**Short exercise**
Look for the string "during" in the lines and copy each line that has it.
### Provided records
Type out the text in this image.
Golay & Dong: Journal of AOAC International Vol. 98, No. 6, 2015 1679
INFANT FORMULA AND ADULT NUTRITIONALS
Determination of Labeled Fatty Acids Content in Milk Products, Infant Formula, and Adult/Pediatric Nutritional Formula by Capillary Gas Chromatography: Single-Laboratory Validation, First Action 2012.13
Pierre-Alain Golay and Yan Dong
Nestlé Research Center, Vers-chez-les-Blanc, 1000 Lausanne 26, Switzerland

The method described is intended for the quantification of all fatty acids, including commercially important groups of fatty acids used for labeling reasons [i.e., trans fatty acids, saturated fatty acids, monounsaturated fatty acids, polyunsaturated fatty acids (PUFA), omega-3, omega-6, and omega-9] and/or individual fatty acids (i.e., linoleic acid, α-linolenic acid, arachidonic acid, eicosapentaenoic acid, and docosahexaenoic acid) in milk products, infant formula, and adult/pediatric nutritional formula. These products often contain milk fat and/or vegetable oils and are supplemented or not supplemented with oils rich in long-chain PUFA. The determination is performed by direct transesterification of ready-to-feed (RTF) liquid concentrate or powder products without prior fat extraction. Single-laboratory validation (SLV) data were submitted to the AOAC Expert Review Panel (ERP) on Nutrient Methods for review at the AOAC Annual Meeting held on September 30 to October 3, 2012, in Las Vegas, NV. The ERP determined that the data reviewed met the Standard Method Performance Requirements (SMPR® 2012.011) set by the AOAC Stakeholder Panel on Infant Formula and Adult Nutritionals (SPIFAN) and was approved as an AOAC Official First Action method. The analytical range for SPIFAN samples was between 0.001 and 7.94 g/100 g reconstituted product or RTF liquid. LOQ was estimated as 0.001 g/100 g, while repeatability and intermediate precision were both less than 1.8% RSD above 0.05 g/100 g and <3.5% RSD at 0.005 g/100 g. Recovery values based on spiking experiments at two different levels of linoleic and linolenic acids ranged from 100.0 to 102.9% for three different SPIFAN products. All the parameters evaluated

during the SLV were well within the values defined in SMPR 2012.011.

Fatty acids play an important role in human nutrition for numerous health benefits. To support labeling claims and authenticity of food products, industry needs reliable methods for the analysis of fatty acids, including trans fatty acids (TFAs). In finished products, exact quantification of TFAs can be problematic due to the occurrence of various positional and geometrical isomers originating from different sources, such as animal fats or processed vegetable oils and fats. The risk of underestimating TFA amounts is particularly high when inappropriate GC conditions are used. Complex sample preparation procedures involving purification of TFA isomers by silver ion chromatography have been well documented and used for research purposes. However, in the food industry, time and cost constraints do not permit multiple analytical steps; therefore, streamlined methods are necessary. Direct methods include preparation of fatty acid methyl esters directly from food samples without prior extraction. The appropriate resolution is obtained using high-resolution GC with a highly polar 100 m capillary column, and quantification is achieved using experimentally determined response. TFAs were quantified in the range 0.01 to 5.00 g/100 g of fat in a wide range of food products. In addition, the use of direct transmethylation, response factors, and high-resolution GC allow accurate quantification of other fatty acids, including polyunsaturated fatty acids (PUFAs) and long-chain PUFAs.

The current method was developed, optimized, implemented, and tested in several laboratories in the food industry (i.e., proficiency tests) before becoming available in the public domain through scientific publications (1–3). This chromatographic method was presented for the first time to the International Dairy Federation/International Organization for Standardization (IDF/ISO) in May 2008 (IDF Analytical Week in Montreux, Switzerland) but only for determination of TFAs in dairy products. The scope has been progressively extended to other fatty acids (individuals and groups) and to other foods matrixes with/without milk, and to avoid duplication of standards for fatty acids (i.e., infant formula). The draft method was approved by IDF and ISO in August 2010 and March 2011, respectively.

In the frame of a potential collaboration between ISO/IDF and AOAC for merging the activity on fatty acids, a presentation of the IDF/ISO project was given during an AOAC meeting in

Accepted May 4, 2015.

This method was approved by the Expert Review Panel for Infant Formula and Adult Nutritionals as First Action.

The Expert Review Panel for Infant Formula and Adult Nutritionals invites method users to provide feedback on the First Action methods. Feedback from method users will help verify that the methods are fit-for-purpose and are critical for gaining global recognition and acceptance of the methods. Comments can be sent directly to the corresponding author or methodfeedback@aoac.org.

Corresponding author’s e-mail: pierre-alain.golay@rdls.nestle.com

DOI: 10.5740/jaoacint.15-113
######
**Expected answer**
during the SLV were well within the values defined in SMPR 2012.011.
In the frame of a potential collaboration between ISO/IDF and AOAC for merging the activity on fatty acids, a presentation of the IDF/ISO project was given during an AOAC meeting in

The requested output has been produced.